Extracted records
---

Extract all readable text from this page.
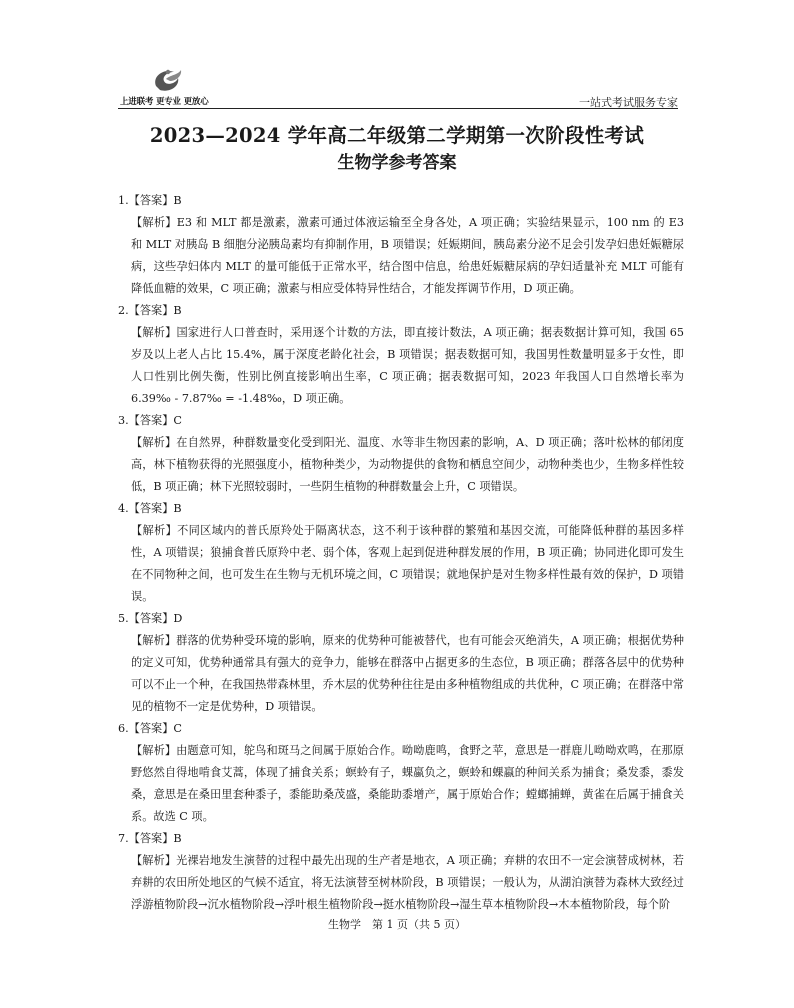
上进联考 更专业 更放心	一站式考试服务专家
2023—2024 学年高二年级第二学期第一次阶段性考试
生物学参考答案
1.【答案】B

【解析】E3 和 MLT 都是激素，激素可通过体液运输至全身各处，A 项正确；实验结果显示，100 nm 的 E3 和 MLT 对胰岛 B 细胞分泌胰岛素均有抑制作用，B 项错误；妊娠期间，胰岛素分泌不足会引发孕妇患妊娠糖尿病，这些孕妇体内 MLT 的量可能低于正常水平，结合图中信息，给患妊娠糖尿病的孕妇适量补充 MLT 可能有降低血糖的效果，C 项正确；激素与相应受体特异性结合，才能发挥调节作用，D 项正确。

2.【答案】B

【解析】国家进行人口普查时，采用逐个计数的方法，即直接计数法，A 项正确；据表数据计算可知，我国 65 岁及以上老人占比 15.4%，属于深度老龄化社会，B 项错误；据表数据可知，我国男性数量明显多于女性，即人口性别比例失衡，性别比例直接影响出生率，C 项正确；据表数据可知，2023 年我国人口自然增长率为 6.39‰ - 7.87‰ = -1.48‰，D 项正确。

3.【答案】C

【解析】在自然界，种群数量变化受到阳光、温度、水等非生物因素的影响，A、D 项正确；落叶松林的郁闭度高，林下植物获得的光照强度小，植物种类少，为动物提供的食物和栖息空间少，动物种类也少，生物多样性较低，B 项正确；林下光照较弱时，一些阴生植物的种群数量会上升，C 项错误。

4.【答案】B

【解析】不同区域内的普氏原羚处于隔离状态，这不利于该种群的繁殖和基因交流，可能降低种群的基因多样性，A 项错误；狼捕食普氏原羚中老、弱个体，客观上起到促进种群发展的作用，B 项正确；协同进化即可发生在不同物种之间，也可发生在生物与无机环境之间，C 项错误；就地保护是对生物多样性最有效的保护，D 项错误。

5.【答案】D

【解析】群落的优势种受环境的影响，原来的优势种可能被替代，也有可能会灭绝消失，A 项正确；根据优势种的定义可知，优势种通常具有强大的竞争力，能够在群落中占据更多的生态位，B 项正确；群落各层中的优势种可以不止一个种，在我国热带森林里，乔木层的优势种往往是由多种植物组成的共优种，C 项正确；在群落中常见的植物不一定是优势种，D 项错误。

6.【答案】C

【解析】由题意可知，鸵鸟和斑马之间属于原始合作。呦呦鹿鸣，食野之苹，意思是一群鹿儿呦呦欢鸣，在那原野悠然自得地啃食艾蒿，体现了捕食关系；螟蛉有子，蜾蠃负之，螟蛉和蜾蠃的种间关系为捕食；桑发黍，黍发桑，意思是在桑田里套种黍子，黍能助桑茂盛，桑能助黍增产，属于原始合作；螳螂捕蝉，黄雀在后属于捕食关系。故选 C 项。

7.【答案】B

【解析】光裸岩地发生演替的过程中最先出现的生产者是地衣，A 项正确；弃耕的农田不一定会演替成树林，若弃耕的农田所处地区的气候不适宜，将无法演替至树林阶段，B 项错误；一般认为，从湖泊演替为森林大致经过浮游植物阶段→沉水植物阶段→浮叶根生植物阶段→挺水植物阶段→湿生草本植物阶段→木本植物阶段，每个阶

生物学　第 1 页（共 5 页）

---

Stated problem
Your task is to set down the records shown above exactly, minus any pictures.

Completed task
Extract all readable text from this page.
上进联考 更专业 更放心	一站式考试服务专家
2023—2024 学年高二年级第二学期第一次阶段性考试
生物学参考答案
1.【答案】B

【解析】E3 和 MLT 都是激素，激素可通过体液运输至全身各处，A 项正确；实验结果显示，100 nm 的 E3 和 MLT 对胰岛 B 细胞分泌胰岛素均有抑制作用，B 项错误；妊娠期间，胰岛素分泌不足会引发孕妇患妊娠糖尿病，这些孕妇体内 MLT 的量可能低于正常水平，结合图中信息，给患妊娠糖尿病的孕妇适量补充 MLT 可能有降低血糖的效果，C 项正确；激素与相应受体特异性结合，才能发挥调节作用，D 项正确。

2.【答案】B

【解析】国家进行人口普查时，采用逐个计数的方法，即直接计数法，A 项正确；据表数据计算可知，我国 65 岁及以上老人占比 15.4%，属于深度老龄化社会，B 项错误；据表数据可知，我国男性数量明显多于女性，即人口性别比例失衡，性别比例直接影响出生率，C 项正确；据表数据可知，2023 年我国人口自然增长率为 6.39‰ - 7.87‰ = -1.48‰，D 项正确。

3.【答案】C

【解析】在自然界，种群数量变化受到阳光、温度、水等非生物因素的影响，A、D 项正确；落叶松林的郁闭度高，林下植物获得的光照强度小，植物种类少，为动物提供的食物和栖息空间少，动物种类也少，生物多样性较低，B 项正确；林下光照较弱时，一些阴生植物的种群数量会上升，C 项错误。

4.【答案】B

【解析】不同区域内的普氏原羚处于隔离状态，这不利于该种群的繁殖和基因交流，可能降低种群的基因多样性，A 项错误；狼捕食普氏原羚中老、弱个体，客观上起到促进种群发展的作用，B 项正确；协同进化即可发生在不同物种之间，也可发生在生物与无机环境之间，C 项错误；就地保护是对生物多样性最有效的保护，D 项错误。

5.【答案】D

【解析】群落的优势种受环境的影响，原来的优势种可能被替代，也有可能会灭绝消失，A 项正确；根据优势种的定义可知，优势种通常具有强大的竞争力，能够在群落中占据更多的生态位，B 项正确；群落各层中的优势种可以不止一个种，在我国热带森林里，乔木层的优势种往往是由多种植物组成的共优种，C 项正确；在群落中常见的植物不一定是优势种，D 项错误。

6.【答案】C

【解析】由题意可知，鸵鸟和斑马之间属于原始合作。呦呦鹿鸣，食野之苹，意思是一群鹿儿呦呦欢鸣，在那原野悠然自得地啃食艾蒿，体现了捕食关系；螟蛉有子，蜾蠃负之，螟蛉和蜾蠃的种间关系为捕食；桑发黍，黍发桑，意思是在桑田里套种黍子，黍能助桑茂盛，桑能助黍增产，属于原始合作；螳螂捕蝉，黄雀在后属于捕食关系。故选 C 项。

7.【答案】B

【解析】光裸岩地发生演替的过程中最先出现的生产者是地衣，A 项正确；弃耕的农田不一定会演替成树林，若弃耕的农田所处地区的气候不适宜，将无法演替至树林阶段，B 项错误；一般认为，从湖泊演替为森林大致经过浮游植物阶段→沉水植物阶段→浮叶根生植物阶段→挺水植物阶段→湿生草本植物阶段→木本植物阶段，每个阶

生物学　第 1 页（共 5 页）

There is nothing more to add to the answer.